§ WORK TO BE COMPLETED
Copy each line that contains the word "values".

§ ENTRIES SUPPLIED
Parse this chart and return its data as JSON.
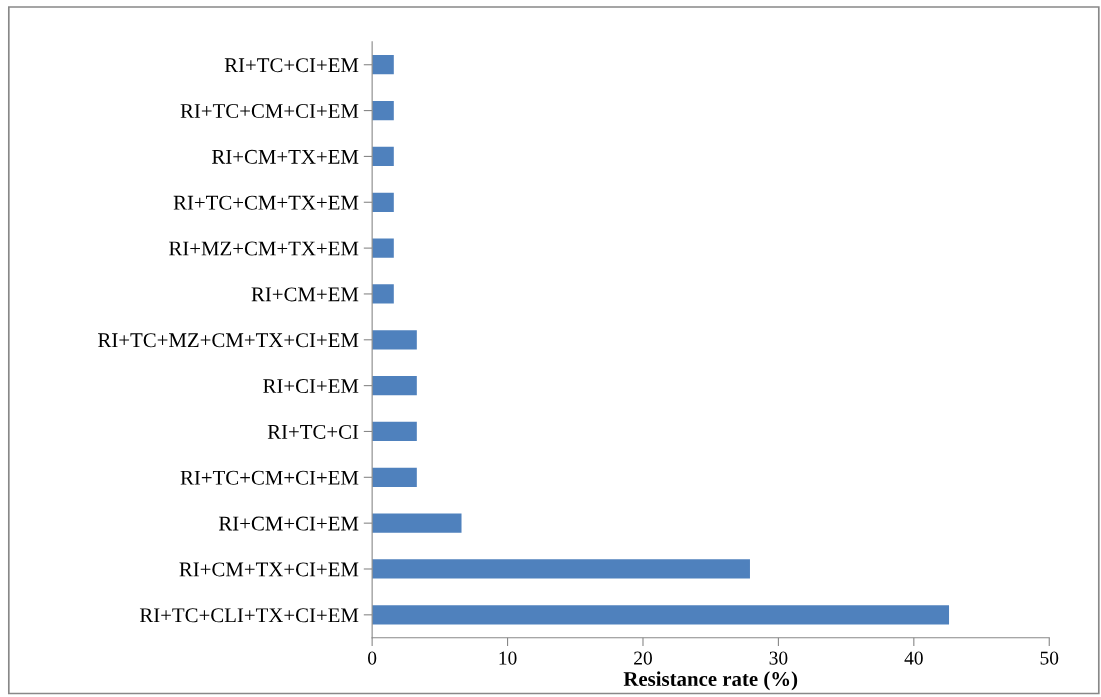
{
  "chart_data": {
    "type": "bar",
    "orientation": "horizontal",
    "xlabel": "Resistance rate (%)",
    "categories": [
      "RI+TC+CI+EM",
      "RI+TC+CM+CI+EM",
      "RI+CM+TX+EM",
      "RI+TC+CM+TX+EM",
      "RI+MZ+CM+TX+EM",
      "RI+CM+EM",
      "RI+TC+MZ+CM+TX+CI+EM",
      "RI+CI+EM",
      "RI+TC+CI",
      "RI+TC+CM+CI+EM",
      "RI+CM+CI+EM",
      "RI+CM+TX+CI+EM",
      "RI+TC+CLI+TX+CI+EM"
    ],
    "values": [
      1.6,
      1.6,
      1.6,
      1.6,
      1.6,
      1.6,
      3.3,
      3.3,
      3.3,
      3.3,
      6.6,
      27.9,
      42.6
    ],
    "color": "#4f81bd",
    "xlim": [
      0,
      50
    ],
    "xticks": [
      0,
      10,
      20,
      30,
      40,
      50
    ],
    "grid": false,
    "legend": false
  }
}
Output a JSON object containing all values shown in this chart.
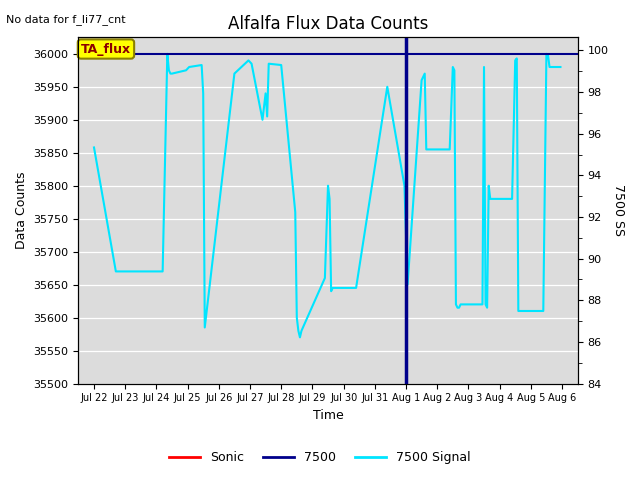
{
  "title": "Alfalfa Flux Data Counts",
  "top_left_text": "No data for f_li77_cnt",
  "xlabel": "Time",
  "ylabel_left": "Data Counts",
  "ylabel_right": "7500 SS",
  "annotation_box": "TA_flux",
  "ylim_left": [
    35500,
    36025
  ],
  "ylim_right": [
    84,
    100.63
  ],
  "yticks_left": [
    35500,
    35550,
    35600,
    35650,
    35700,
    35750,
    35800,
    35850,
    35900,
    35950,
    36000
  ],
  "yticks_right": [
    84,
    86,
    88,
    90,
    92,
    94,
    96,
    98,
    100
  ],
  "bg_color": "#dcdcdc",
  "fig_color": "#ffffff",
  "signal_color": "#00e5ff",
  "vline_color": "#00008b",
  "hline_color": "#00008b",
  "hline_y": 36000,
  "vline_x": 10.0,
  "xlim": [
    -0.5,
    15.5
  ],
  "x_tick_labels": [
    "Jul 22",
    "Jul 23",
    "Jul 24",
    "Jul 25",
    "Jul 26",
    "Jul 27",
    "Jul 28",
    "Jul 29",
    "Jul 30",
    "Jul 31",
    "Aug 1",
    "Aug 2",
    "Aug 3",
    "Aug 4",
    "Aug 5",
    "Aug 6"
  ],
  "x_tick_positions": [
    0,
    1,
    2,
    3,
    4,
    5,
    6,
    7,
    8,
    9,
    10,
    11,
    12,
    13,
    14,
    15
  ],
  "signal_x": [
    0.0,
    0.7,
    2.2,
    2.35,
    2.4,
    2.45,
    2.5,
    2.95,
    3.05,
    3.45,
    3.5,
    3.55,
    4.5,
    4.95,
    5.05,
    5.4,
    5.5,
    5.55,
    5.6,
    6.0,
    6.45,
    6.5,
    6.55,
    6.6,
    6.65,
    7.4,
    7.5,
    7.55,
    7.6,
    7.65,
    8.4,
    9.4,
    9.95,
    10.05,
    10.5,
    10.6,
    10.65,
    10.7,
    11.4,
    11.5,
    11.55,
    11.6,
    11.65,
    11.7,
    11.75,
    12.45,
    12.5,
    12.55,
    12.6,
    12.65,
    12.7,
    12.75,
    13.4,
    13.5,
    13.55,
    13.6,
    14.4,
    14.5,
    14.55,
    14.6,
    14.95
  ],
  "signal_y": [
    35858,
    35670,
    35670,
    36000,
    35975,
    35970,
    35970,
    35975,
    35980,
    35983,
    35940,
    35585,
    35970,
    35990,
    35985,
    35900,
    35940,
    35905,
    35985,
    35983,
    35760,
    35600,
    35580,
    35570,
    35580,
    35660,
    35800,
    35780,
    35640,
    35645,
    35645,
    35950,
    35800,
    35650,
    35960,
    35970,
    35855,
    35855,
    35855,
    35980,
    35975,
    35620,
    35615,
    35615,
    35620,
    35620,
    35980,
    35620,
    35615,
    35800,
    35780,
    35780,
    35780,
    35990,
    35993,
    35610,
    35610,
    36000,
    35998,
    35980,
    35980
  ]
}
==
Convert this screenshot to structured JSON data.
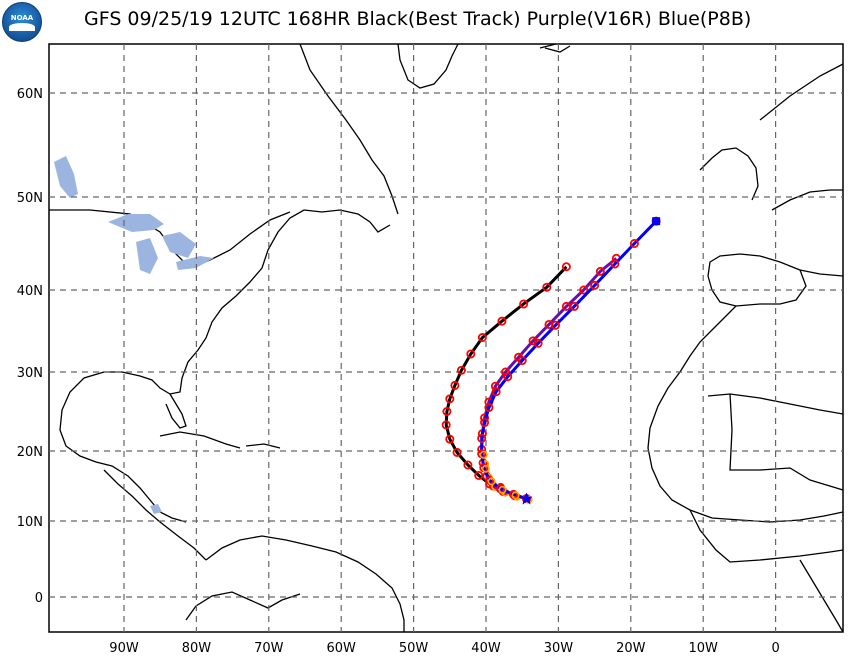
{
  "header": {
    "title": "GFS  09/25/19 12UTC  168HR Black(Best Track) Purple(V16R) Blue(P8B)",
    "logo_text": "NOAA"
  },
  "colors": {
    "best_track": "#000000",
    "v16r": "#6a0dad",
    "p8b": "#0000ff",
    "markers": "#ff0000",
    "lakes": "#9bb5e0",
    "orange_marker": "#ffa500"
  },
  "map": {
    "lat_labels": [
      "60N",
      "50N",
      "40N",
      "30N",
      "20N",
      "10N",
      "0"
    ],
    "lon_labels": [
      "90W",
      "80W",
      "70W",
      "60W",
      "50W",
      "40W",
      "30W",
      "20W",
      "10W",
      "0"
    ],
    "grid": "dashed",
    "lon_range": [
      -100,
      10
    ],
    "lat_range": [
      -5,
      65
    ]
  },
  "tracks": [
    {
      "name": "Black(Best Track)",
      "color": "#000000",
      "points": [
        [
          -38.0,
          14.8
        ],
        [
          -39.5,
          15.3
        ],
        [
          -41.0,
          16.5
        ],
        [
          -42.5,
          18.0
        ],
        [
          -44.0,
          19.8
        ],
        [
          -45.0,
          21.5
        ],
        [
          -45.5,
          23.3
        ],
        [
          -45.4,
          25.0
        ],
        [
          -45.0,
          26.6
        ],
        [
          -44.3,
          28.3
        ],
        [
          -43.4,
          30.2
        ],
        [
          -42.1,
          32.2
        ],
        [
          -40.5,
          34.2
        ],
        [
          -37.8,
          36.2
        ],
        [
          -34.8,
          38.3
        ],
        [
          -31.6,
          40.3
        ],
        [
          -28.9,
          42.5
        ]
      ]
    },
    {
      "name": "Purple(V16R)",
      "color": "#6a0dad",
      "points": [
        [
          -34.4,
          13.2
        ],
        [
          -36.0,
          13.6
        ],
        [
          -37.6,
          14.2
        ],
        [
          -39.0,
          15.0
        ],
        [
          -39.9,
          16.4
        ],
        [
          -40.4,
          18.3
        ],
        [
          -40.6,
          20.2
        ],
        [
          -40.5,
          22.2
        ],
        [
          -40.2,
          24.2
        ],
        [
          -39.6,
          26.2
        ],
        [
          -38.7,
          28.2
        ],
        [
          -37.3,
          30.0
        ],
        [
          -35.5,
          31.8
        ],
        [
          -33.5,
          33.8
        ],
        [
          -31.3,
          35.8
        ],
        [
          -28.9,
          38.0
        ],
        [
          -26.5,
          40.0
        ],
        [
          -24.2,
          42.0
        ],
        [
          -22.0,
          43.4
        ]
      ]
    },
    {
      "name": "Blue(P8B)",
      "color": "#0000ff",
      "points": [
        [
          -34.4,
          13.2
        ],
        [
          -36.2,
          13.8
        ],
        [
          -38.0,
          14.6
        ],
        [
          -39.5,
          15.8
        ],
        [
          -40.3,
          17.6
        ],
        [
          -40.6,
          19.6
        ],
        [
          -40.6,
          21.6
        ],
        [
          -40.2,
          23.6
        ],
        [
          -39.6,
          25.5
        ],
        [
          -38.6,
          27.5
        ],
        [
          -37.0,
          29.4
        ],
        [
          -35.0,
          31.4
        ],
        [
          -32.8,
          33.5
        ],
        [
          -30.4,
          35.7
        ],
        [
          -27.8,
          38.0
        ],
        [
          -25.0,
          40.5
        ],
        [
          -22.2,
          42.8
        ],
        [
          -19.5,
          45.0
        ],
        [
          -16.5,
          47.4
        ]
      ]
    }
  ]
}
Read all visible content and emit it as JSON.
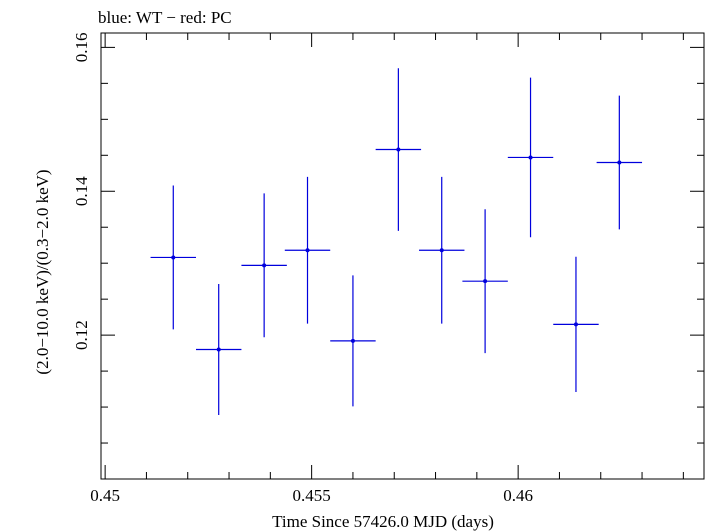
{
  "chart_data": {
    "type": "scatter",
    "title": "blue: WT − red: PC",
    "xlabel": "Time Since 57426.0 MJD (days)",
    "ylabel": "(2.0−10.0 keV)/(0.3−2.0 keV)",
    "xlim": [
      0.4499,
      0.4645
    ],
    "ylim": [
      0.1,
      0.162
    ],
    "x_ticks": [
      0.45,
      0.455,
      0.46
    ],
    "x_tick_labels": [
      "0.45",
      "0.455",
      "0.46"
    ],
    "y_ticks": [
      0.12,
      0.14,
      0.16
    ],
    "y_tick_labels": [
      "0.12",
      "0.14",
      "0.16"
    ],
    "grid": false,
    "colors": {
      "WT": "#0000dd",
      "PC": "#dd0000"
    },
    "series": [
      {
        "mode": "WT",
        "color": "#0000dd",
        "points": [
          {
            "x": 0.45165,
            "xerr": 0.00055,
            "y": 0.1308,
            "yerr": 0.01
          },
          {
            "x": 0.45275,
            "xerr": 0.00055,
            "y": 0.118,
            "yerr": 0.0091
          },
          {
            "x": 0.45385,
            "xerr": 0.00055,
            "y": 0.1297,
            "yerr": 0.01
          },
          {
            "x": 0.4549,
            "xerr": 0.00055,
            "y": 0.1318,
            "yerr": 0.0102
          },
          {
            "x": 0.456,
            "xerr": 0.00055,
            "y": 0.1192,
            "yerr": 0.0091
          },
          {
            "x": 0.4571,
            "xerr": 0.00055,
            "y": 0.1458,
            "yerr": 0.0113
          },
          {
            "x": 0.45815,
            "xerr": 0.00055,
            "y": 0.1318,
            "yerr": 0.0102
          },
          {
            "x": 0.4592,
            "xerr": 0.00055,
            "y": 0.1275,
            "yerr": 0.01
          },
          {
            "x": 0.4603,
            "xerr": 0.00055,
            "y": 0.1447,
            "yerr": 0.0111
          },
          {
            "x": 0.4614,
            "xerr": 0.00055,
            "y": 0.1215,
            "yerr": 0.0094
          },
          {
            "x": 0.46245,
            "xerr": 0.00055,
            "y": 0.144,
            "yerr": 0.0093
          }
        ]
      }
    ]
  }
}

§ ANSWER TO THE TASK
    "values": [
Output a JSON object containing all values shown in this chart.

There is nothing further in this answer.